> _Stated exercise_
Transcribe the records exactly. Pictures do not belong in the transcription.

> _Material to process_
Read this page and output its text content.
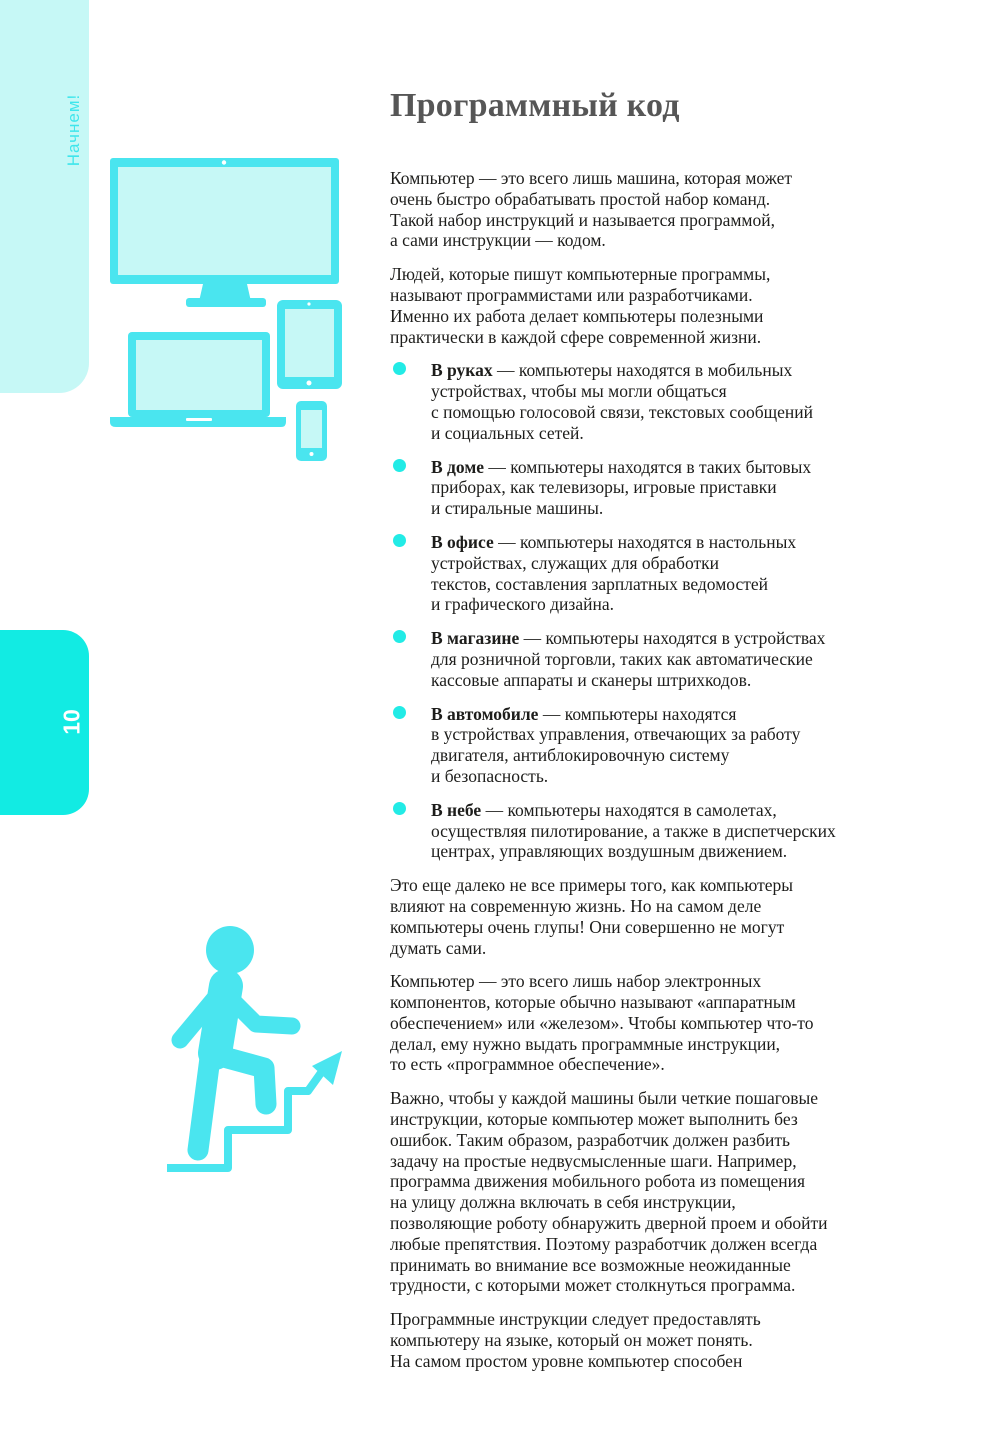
Начнем!
10
Программный код

Компьютер — это всего лишь машина, которая может
очень быстро обрабатывать простой набор команд.
Такой набор инструкций и называется программой,
а сами инструкции — кодом.

Людей, которые пишут компьютерные программы,
называют программистами или разработчиками.
Именно их работа делает компьютеры полезными
практически в каждой сфере современной жизни.

В руках — компьютеры находятся в мобильных
устройствах, чтобы мы могли общаться
с помощью голосовой связи, текстовых сообщений
и социальных сетей.
В доме — компьютеры находятся в таких бытовых
приборах, как телевизоры, игровые приставки
и стиральные машины.
В офисе — компьютеры находятся в настольных
устройствах, служащих для обработки
текстов, составления зарплатных ведомостей
и графического дизайна.
В магазине — компьютеры находятся в устройствах
для розничной торговли, таких как автоматические
кассовые аппараты и сканеры штрихкодов.
В автомобиле — компьютеры находятся
в устройствах управления, отвечающих за работу
двигателя, антиблокировочную систему
и безопасность.
В небе — компьютеры находятся в самолетах,
осуществляя пилотирование, а также в диспетчерских
центрах, управляющих воздушным движением.

Это еще далеко не все примеры того, как компьютеры
влияют на современную жизнь. Но на самом деле
компьютеры очень глупы! Они совершенно не могут
думать сами.

Компьютер — это всего лишь набор электронных
компонентов, которые обычно называют «аппаратным
обеспечением» или «железом». Чтобы компьютер что-то
делал, ему нужно выдать программные инструкции,
то есть «программное обеспечение».

Важно, чтобы у каждой машины были четкие пошаговые
инструкции, которые компьютер может выполнить без
ошибок. Таким образом, разработчик должен разбить
задачу на простые недвусмысленные шаги. Например,
программа движения мобильного робота из помещения
на улицу должна включать в себя инструкции,
позволяющие роботу обнаружить дверной проем и обойти
любые препятствия. Поэтому разработчик должен всегда
принимать во внимание все возможные неожиданные
трудности, с которыми может столкнуться программа.

Программные инструкции следует предоставлять
компьютеру на языке, который он может понять.
На самом простом уровне компьютер способен
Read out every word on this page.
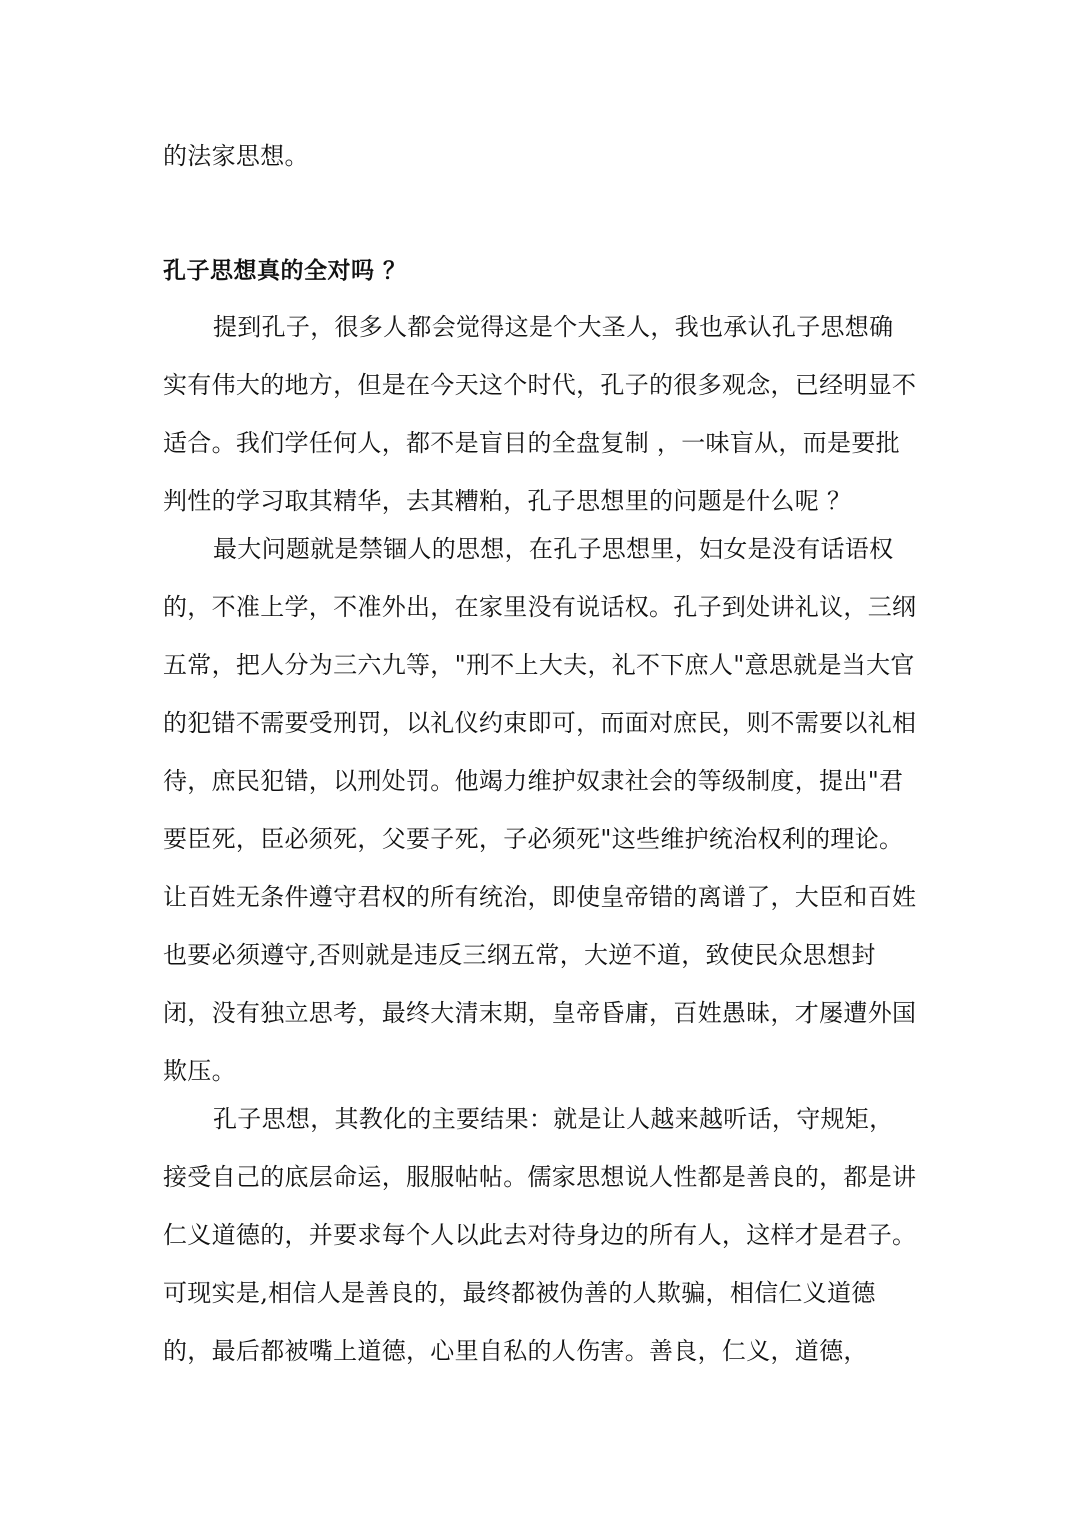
的法家思想。
孔子思想真的全对吗 ？
提到孔子，很多人都会觉得这是个大圣人，我也承认孔子思想确实有伟大的地方，但是在今天这个时代，孔子的很多观念，已经明显不适合。我们学任何人，都不是盲目的全盘复制 ，一味盲从，而是要批判性的学习取其精华，去其糟粕，孔子思想里的问题是什么呢 ？
最大问题就是禁锢人的思想，在孔子思想里，妇女是没有话语权的，不准上学，不准外出，在家里没有说话权。孔子到处讲礼议，三纲五常，把人分为三六九等，"刑不上大夫，礼不下庶人"意思就是当大官的犯错不需要受刑罚，以礼仪约束即可，而面对庶民，则不需要以礼相待，庶民犯错，以刑处罚。他竭力维护奴隶社会的等级制度，提出"君要臣死，臣必须死，父要子死，子必须死"这些维护统治权利的理论。让百姓无条件遵守君权的所有统治，即使皇帝错的离谱了，大臣和百姓也要必须遵守,否则就是违反三纲五常，大逆不道，致使民众思想封闭，没有独立思考，最终大清末期，皇帝昏庸，百姓愚昧，才屡遭外国欺压。
孔子思想，其教化的主要结果：就是让人越来越听话，守规矩，接受自己的底层命运，服服帖帖。儒家思想说人性都是善良的，都是讲仁义道德的，并要求每个人以此去对待身边的所有人，这样才是君子。可现实是,相信人是善良的，最终都被伪善的人欺骗，相信仁义道德的，最后都被嘴上道德，心里自私的人伤害。善良，仁义，道德，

> _Exercise answer_
Read this page and output its text content.
Начнем!
10
Программный код

Компьютер — это всего лишь машина, которая может
очень быстро обрабатывать простой набор команд.
Такой набор инструкций и называется программой,
а сами инструкции — кодом.

Людей, которые пишут компьютерные программы,
называют программистами или разработчиками.
Именно их работа делает компьютеры полезными
практически в каждой сфере современной жизни.

В руках — компьютеры находятся в мобильных
устройствах, чтобы мы могли общаться
с помощью голосовой связи, текстовых сообщений
и социальных сетей.
В доме — компьютеры находятся в таких бытовых
приборах, как телевизоры, игровые приставки
и стиральные машины.
В офисе — компьютеры находятся в настольных
устройствах, служащих для обработки
текстов, составления зарплатных ведомостей
и графического дизайна.
В магазине — компьютеры находятся в устройствах
для розничной торговли, таких как автоматические
кассовые аппараты и сканеры штрихкодов.
В автомобиле — компьютеры находятся
в устройствах управления, отвечающих за работу
двигателя, антиблокировочную систему
и безопасность.
В небе — компьютеры находятся в самолетах,
осуществляя пилотирование, а также в диспетчерских
центрах, управляющих воздушным движением.

Это еще далеко не все примеры того, как компьютеры
влияют на современную жизнь. Но на самом деле
компьютеры очень глупы! Они совершенно не могут
думать сами.

Компьютер — это всего лишь набор электронных
компонентов, которые обычно называют «аппаратным
обеспечением» или «железом». Чтобы компьютер что-то
делал, ему нужно выдать программные инструкции,
то есть «программное обеспечение».

Важно, чтобы у каждой машины были четкие пошаговые
инструкции, которые компьютер может выполнить без
ошибок. Таким образом, разработчик должен разбить
задачу на простые недвусмысленные шаги. Например,
программа движения мобильного робота из помещения
на улицу должна включать в себя инструкции,
позволяющие роботу обнаружить дверной проем и обойти
любые препятствия. Поэтому разработчик должен всегда
принимать во внимание все возможные неожиданные
трудности, с которыми может столкнуться программа.

Программные инструкции следует предоставлять
компьютеру на языке, который он может понять.
На самом простом уровне компьютер способен
Read out every word on this page.
的法家思想。
孔子思想真的全对吗 ？
提到孔子，很多人都会觉得这是个大圣人，我也承认孔子思想确实有伟大的地方，但是在今天这个时代，孔子的很多观念，已经明显不适合。我们学任何人，都不是盲目的全盘复制 ，一味盲从，而是要批判性的学习取其精华，去其糟粕，孔子思想里的问题是什么呢 ？
最大问题就是禁锢人的思想，在孔子思想里，妇女是没有话语权的，不准上学，不准外出，在家里没有说话权。孔子到处讲礼议，三纲五常，把人分为三六九等，"刑不上大夫，礼不下庶人"意思就是当大官的犯错不需要受刑罚，以礼仪约束即可，而面对庶民，则不需要以礼相待，庶民犯错，以刑处罚。他竭力维护奴隶社会的等级制度，提出"君要臣死，臣必须死，父要子死，子必须死"这些维护统治权利的理论。让百姓无条件遵守君权的所有统治，即使皇帝错的离谱了，大臣和百姓也要必须遵守,否则就是违反三纲五常，大逆不道，致使民众思想封闭，没有独立思考，最终大清末期，皇帝昏庸，百姓愚昧，才屡遭外国欺压。
孔子思想，其教化的主要结果：就是让人越来越听话，守规矩，接受自己的底层命运，服服帖帖。儒家思想说人性都是善良的，都是讲仁义道德的，并要求每个人以此去对待身边的所有人，这样才是君子。可现实是,相信人是善良的，最终都被伪善的人欺骗，相信仁义道德的，最后都被嘴上道德，心里自私的人伤害。善良，仁义，道德，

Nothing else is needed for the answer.